::: AVAILABLE DATA :::

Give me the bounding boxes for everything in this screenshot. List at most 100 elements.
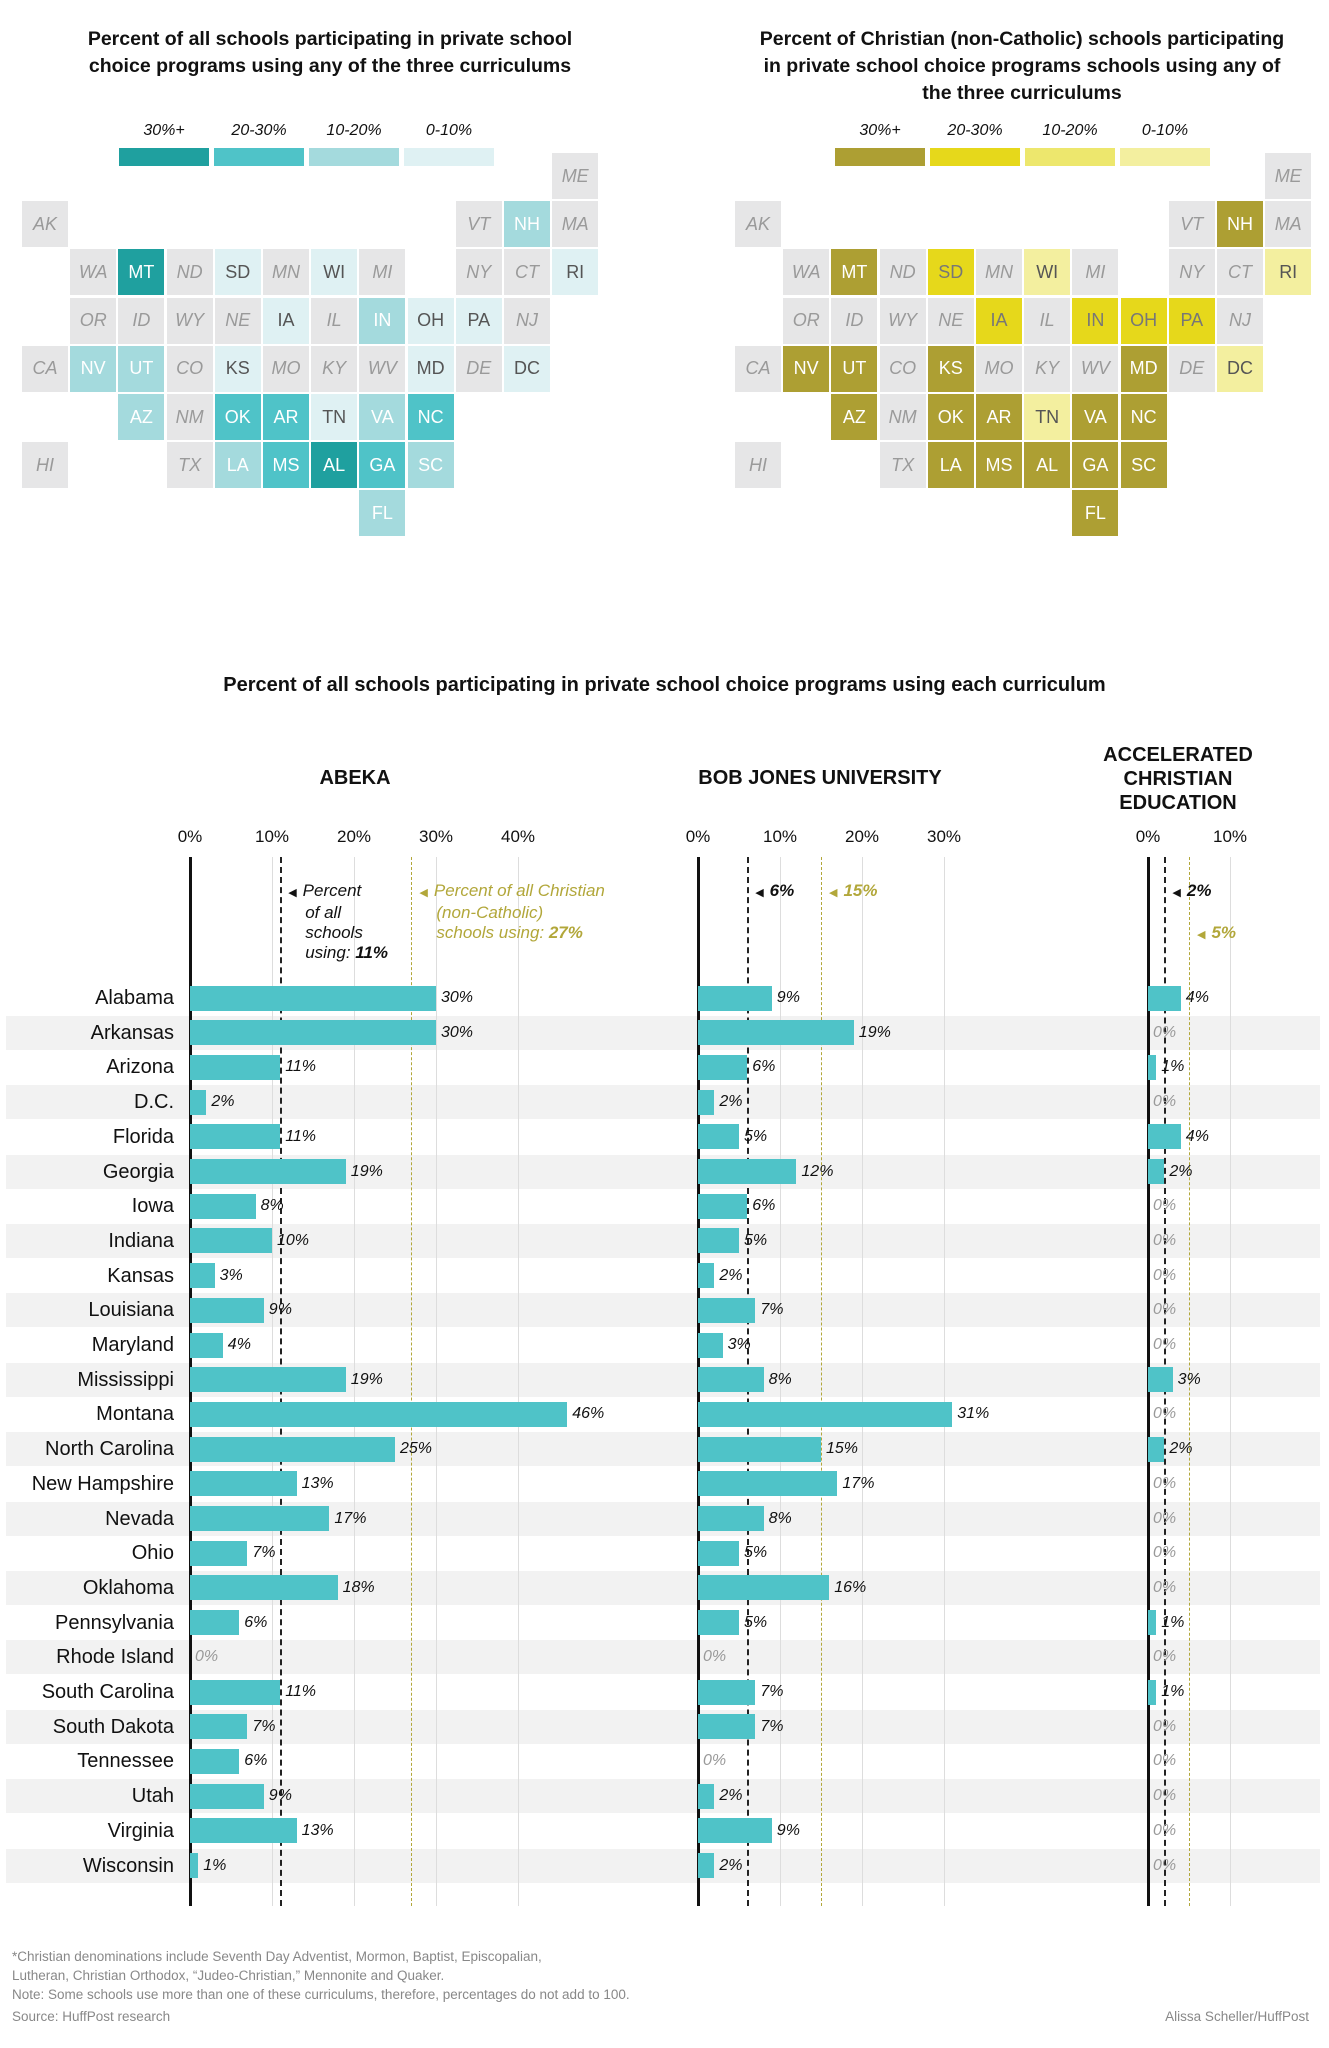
- value-label: 6%: [244, 1613, 268, 1631]
- reference-line-christian: [821, 857, 822, 1906]
- state-tile-hi: HI: [22, 442, 68, 489]
- state-tile-nm: NM: [879, 394, 926, 440]
- bar: [698, 1124, 739, 1150]
- footnote-line: Lutheran, Christian Orthodox, “Judeo-Chr…: [12, 1968, 445, 1983]
- column-title: ACCELERATED CHRISTIAN EDUCATION: [1103, 743, 1253, 815]
- state-tile-tx: TX: [166, 442, 213, 489]
- annotation-text: Percent of all Christian: [433, 881, 605, 900]
- value-label: 0%: [195, 1648, 219, 1666]
- annotation-text: (non-Catholic): [436, 903, 544, 922]
- annotation-line: of all: [305, 903, 388, 923]
- value-label: 8%: [768, 1509, 792, 1527]
- state-tile-wv: WV: [1072, 345, 1119, 392]
- bar: [1148, 1124, 1181, 1150]
- arrow-left-icon: ◀: [1197, 929, 1206, 941]
- value-label: 0%: [1153, 1717, 1177, 1735]
- state-label: Nevada: [105, 1507, 174, 1530]
- bar: [190, 1714, 248, 1740]
- annotation-text: Percent: [302, 881, 362, 900]
- gridline: [518, 857, 519, 1906]
- value-label: 0%: [1153, 1474, 1177, 1492]
- column-title-line: ACCELERATED: [1103, 744, 1253, 766]
- state-label: Kansas: [107, 1264, 174, 1287]
- state-tile-ma: MA: [552, 201, 599, 248]
- source-note: Source: HuffPost research: [12, 2009, 171, 2024]
- state-tile-ks: KS: [214, 345, 261, 392]
- value-label: 0%: [1153, 1197, 1177, 1215]
- value-label: 0%: [1153, 1093, 1177, 1111]
- state-tile-wi: WI: [1024, 249, 1071, 296]
- map-title: Percent of all schools participating in …: [87, 28, 573, 77]
- annotation-line: ◀ Percent: [288, 881, 388, 903]
- state-tile-id: ID: [831, 297, 878, 344]
- value-label: 7%: [760, 1301, 784, 1319]
- state-label: Indiana: [108, 1229, 174, 1252]
- state-tile-nm: NM: [166, 394, 213, 440]
- annotation-value: 2%: [1186, 881, 1212, 900]
- state-tile-hi: HI: [735, 442, 781, 489]
- state-tile-wa: WA: [70, 249, 117, 296]
- bar: [698, 1818, 772, 1844]
- annotation-text: of all: [305, 903, 342, 922]
- annotation-text: using:: [305, 943, 356, 962]
- legend-swatch: [119, 148, 209, 166]
- state-label: D.C.: [134, 1091, 174, 1114]
- bar: [698, 1610, 739, 1636]
- state-tile-ok: OK: [214, 394, 261, 440]
- value-label: 0%: [703, 1648, 727, 1666]
- tick-label: 20%: [844, 827, 880, 846]
- value-label: 4%: [1185, 1127, 1209, 1145]
- value-label: 0%: [1153, 1266, 1177, 1284]
- value-label: 10%: [277, 1231, 310, 1249]
- value-label: 0%: [1153, 1821, 1177, 1839]
- row-background: [6, 1085, 1320, 1120]
- value-label: 0%: [1153, 1231, 1177, 1249]
- legend-label: 10-20%: [1042, 122, 1098, 139]
- bar: [1148, 1610, 1157, 1636]
- legend-label: 0-10%: [1141, 122, 1189, 139]
- value-label: 7%: [760, 1717, 784, 1735]
- state-tile-va: VA: [1072, 394, 1119, 440]
- state-tile-oh: OH: [1120, 297, 1167, 344]
- bar: [1148, 1054, 1157, 1080]
- value-label: 25%: [400, 1440, 433, 1458]
- state-tile-in: IN: [1072, 297, 1119, 344]
- state-tile-nd: ND: [166, 249, 213, 296]
- tick-label: 10%: [762, 827, 798, 846]
- value-label: 9%: [268, 1787, 292, 1805]
- state-tile-ri: RI: [1265, 249, 1312, 296]
- state-label: North Carolina: [45, 1438, 174, 1461]
- bar: [190, 1401, 568, 1427]
- bar: [698, 1540, 739, 1566]
- bar: [190, 985, 436, 1011]
- reference-line-christian: [411, 857, 413, 1906]
- value-label: 7%: [760, 1683, 784, 1700]
- state-tile-dc: DC: [1217, 345, 1263, 392]
- state-tile-dc: DC: [504, 345, 550, 392]
- state-tile-wy: WY: [879, 297, 926, 344]
- bar: [190, 1089, 207, 1115]
- state-tile-ma: MA: [1265, 201, 1312, 248]
- tick-label: 0%: [177, 827, 203, 846]
- gridline: [780, 857, 781, 1906]
- reference-line-christian: [1189, 857, 1190, 1906]
- state-tile-pa: PA: [1168, 297, 1215, 344]
- bar-chart-title: Percent of all schools participating in …: [223, 674, 1106, 696]
- state-tile-oh: OH: [407, 297, 454, 344]
- bar: [190, 1124, 281, 1150]
- value-label: 5%: [744, 1544, 768, 1562]
- value-label: 7%: [252, 1717, 276, 1735]
- legend-swatch: [404, 148, 494, 166]
- state-label: Maryland: [91, 1334, 174, 1356]
- column-title-line: CHRISTIAN: [1123, 768, 1233, 790]
- gridline: [1230, 857, 1231, 1906]
- bar: [190, 1506, 330, 1531]
- annotation-line: (non-Catholic): [436, 903, 605, 923]
- state-tile-sd: SD: [214, 249, 261, 296]
- bar: [698, 1783, 715, 1809]
- value-label: 12%: [801, 1162, 834, 1180]
- bar: [190, 1263, 215, 1289]
- value-label: 2%: [211, 1093, 235, 1111]
- value-label: 19%: [350, 1370, 383, 1388]
- value-label: 0%: [1153, 1336, 1177, 1353]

:::

[REQUEST]
Convert every line of the items above into a Markdown table with columns headed "No." and "Line", numbering the rows in order, omitting blank lines, and excluding the pictures.

[EXERCISE ANSWER]
| No. | Line |
|---|---|
| 1 | Give me the bounding boxes for everything in this screenshot. List at most 100 elements. |
| 2 | - value-label: 6%: [244, 1613, 268, 1631] |
| 3 | - reference-line-christian: [821, 857, 822, 1906] |
| 4 | - state-tile-hi: HI: [22, 442, 68, 489] |
| 5 | - state-tile-nm: NM: [879, 394, 926, 440] |
| 6 | - bar: [698, 1124, 739, 1150] |
| 7 | - footnote-line: Lutheran, Christian Orthodox, “Judeo-Chr…: [12, 1968, 445, 1983] |
| 8 | - column-title: ACCELERATED CHRISTIAN EDUCATION: [1103, 743, 1253, 815] |
| 9 | - state-tile-tx: TX: [166, 442, 213, 489] |
| 10 | - annotation-text: Percent of all Christian: [433, 881, 605, 900] |
| 11 | - value-label: 0%: [195, 1648, 219, 1666] |
| 12 | - annotation-text: (non-Catholic): [436, 903, 544, 922] |
| 13 | - annotation-line: of all: [305, 903, 388, 923] |
| 14 | - value-label: 8%: [768, 1509, 792, 1527] |
| 15 | - state-tile-wv: WV: [1072, 345, 1119, 392] |
| 16 | - bar: [1148, 1124, 1181, 1150] |
| 17 | - arrow-left-icon: ◀: [1197, 929, 1206, 941] |
| 18 | - value-label: 0%: [1153, 1717, 1177, 1735] |
| 19 | - state-label: Nevada: [105, 1507, 174, 1530] |
| 20 | - bar: [190, 1714, 248, 1740] |
| 21 | - annotation-text: Percent: [302, 881, 362, 900] |
| 22 | - gridline: [518, 857, 519, 1906] |
| 23 | - value-label: 0%: [1153, 1474, 1177, 1492] |
| 24 | - column-title-line: ACCELERATED: [1103, 744, 1253, 766] |
| 25 | - state-label: Kansas: [107, 1264, 174, 1287] |
| 26 | - state-tile-ma: MA: [552, 201, 599, 248] |
| 27 | - source-note: Source: HuffPost research: [12, 2009, 171, 2024] |
| 28 | - state-tile-ks: KS: [214, 345, 261, 392] |
| 29 | - value-label: 0%: [1153, 1197, 1177, 1215] |
| 30 | - value-label: 0%: [1153, 1093, 1177, 1111] |
| 31 | - state-tile-wi: WI: [1024, 249, 1071, 296] |
| 32 | - map-title: Percent of all schools participating in …: [87, 28, 573, 77] |
| 33 | - annotation-line: ◀ Percent: [288, 881, 388, 903] |
| 34 | - state-tile-id: ID: [831, 297, 878, 344] |
| 35 | - value-label: 7%: [760, 1301, 784, 1319] |
| 36 | - state-label: Indiana: [108, 1229, 174, 1252] |
| 37 | - state-tile-nm: NM: [166, 394, 213, 440] |
| 38 | - annotation-value: 2%: [1186, 881, 1212, 900] |
| 39 | - state-tile-hi: HI: [735, 442, 781, 489] |
| 40 | - state-tile-wa: WA: [70, 249, 117, 296] |
| 41 | - bar: [698, 1818, 772, 1844] |
| 42 | - annotation-text: of all: [305, 903, 342, 922] |
| 43 | - annotation-text: using:: [305, 943, 356, 962] |
| 44 | - legend-swatch: [119, 148, 209, 166] |
| 45 | - state-label: D.C.: [134, 1091, 174, 1114] |
| 46 | - bar: [698, 1610, 739, 1636] |
| 47 | - state-tile-ok: OK: [214, 394, 261, 440] |
| 48 | - value-label: 0%: [703, 1648, 727, 1666] |
| 49 | - tick-label: 20%: [844, 827, 880, 846] |
| 50 | - value-label: 4%: [1185, 1127, 1209, 1145] |
| 51 | - value-label: 0%: [1153, 1266, 1177, 1284] |
| 52 | - value-label: 10%: [277, 1231, 310, 1249] |
| 53 | - value-label: 0%: [1153, 1821, 1177, 1839] |
| 54 | - row-background: [6, 1085, 1320, 1120] |
| 55 | - value-label: 0%: [1153, 1231, 1177, 1249] |
| 56 | - legend-label: 10-20%: [1042, 122, 1098, 139] |
| 57 | - bar: [1148, 1610, 1157, 1636] |
| 58 | - legend-label: 0-10%: [1141, 122, 1189, 139] |
| 59 | - value-label: 7%: [760, 1717, 784, 1735] |
| 60 | - state-tile-va: VA: [1072, 394, 1119, 440] |
| 61 | - state-tile-oh: OH: [1120, 297, 1167, 344] |
| 62 | - bar: [1148, 1054, 1157, 1080] |
| 63 | - value-label: 25%: [400, 1440, 433, 1458] |
| 64 | - state-tile-in: IN: [1072, 297, 1119, 344] |
| 65 | - state-tile-nd: ND: [166, 249, 213, 296] |
| 66 | - tick-label: 10%: [762, 827, 798, 846] |
| 67 | - value-label: 9%: [268, 1787, 292, 1805] |
| 68 | - state-tile-ri: RI: [1265, 249, 1312, 296] |
| 69 | - state-label: North Carolina: [45, 1438, 174, 1461] |
| 70 | - bar: [190, 1401, 568, 1427] |
| 71 | - bar: [698, 1540, 739, 1566] |
| 72 | - bar: [190, 985, 436, 1011] |
| 73 | - reference-line-christian: [411, 857, 413, 1906] |
| 74 | - value-label: 7%: [760, 1683, 784, 1700] |
| 75 | - state-tile-dc: DC: [1217, 345, 1263, 392] |
| 76 | - state-tile-dc: DC: [504, 345, 550, 392] |
| 77 | - state-tile-wy: WY: [879, 297, 926, 344] |
| 78 | - bar: [190, 1089, 207, 1115] |
| 79 | - state-tile-ma: MA: [1265, 201, 1312, 248] |
| 80 | - tick-label: 0%: [177, 827, 203, 846] |
| 81 | - gridline: [780, 857, 781, 1906] |
| 82 | - reference-line-christian: [1189, 857, 1190, 1906] |
| 83 | - state-tile-pa: PA: [1168, 297, 1215, 344] |
| 84 | - bar-chart-title: Percent of all schools participating in …: [223, 674, 1106, 696] |
| 85 | - state-tile-oh: OH: [407, 297, 454, 344] |
| 86 | - bar: [190, 1124, 281, 1150] |
| 87 | - value-label: 5%: [744, 1544, 768, 1562] |
| 88 | - value-label: 7%: [252, 1717, 276, 1735] |
| 89 | - legend-swatch: [404, 148, 494, 166] |
| 90 | - state-label: Maryland: [91, 1334, 174, 1356] |
| 91 | - column-title-line: CHRISTIAN: [1123, 768, 1233, 790] |
| 92 | - gridline: [1230, 857, 1231, 1906] |
| 93 | - bar: [190, 1506, 330, 1531] |
| 94 | - annotation-line: (non-Catholic): [436, 903, 605, 923] |
| 95 | - state-tile-sd: SD: [214, 249, 261, 296] |
| 96 | - bar: [698, 1783, 715, 1809] |
| 97 | - value-label: 12%: [801, 1162, 834, 1180] |
| 98 | - bar: [190, 1263, 215, 1289] |
| 99 | - value-label: 2%: [211, 1093, 235, 1111] |
| 100 | - value-label: 19%: [350, 1370, 383, 1388] |
| 101 | - value-label: 0%: [1153, 1336, 1177, 1353] |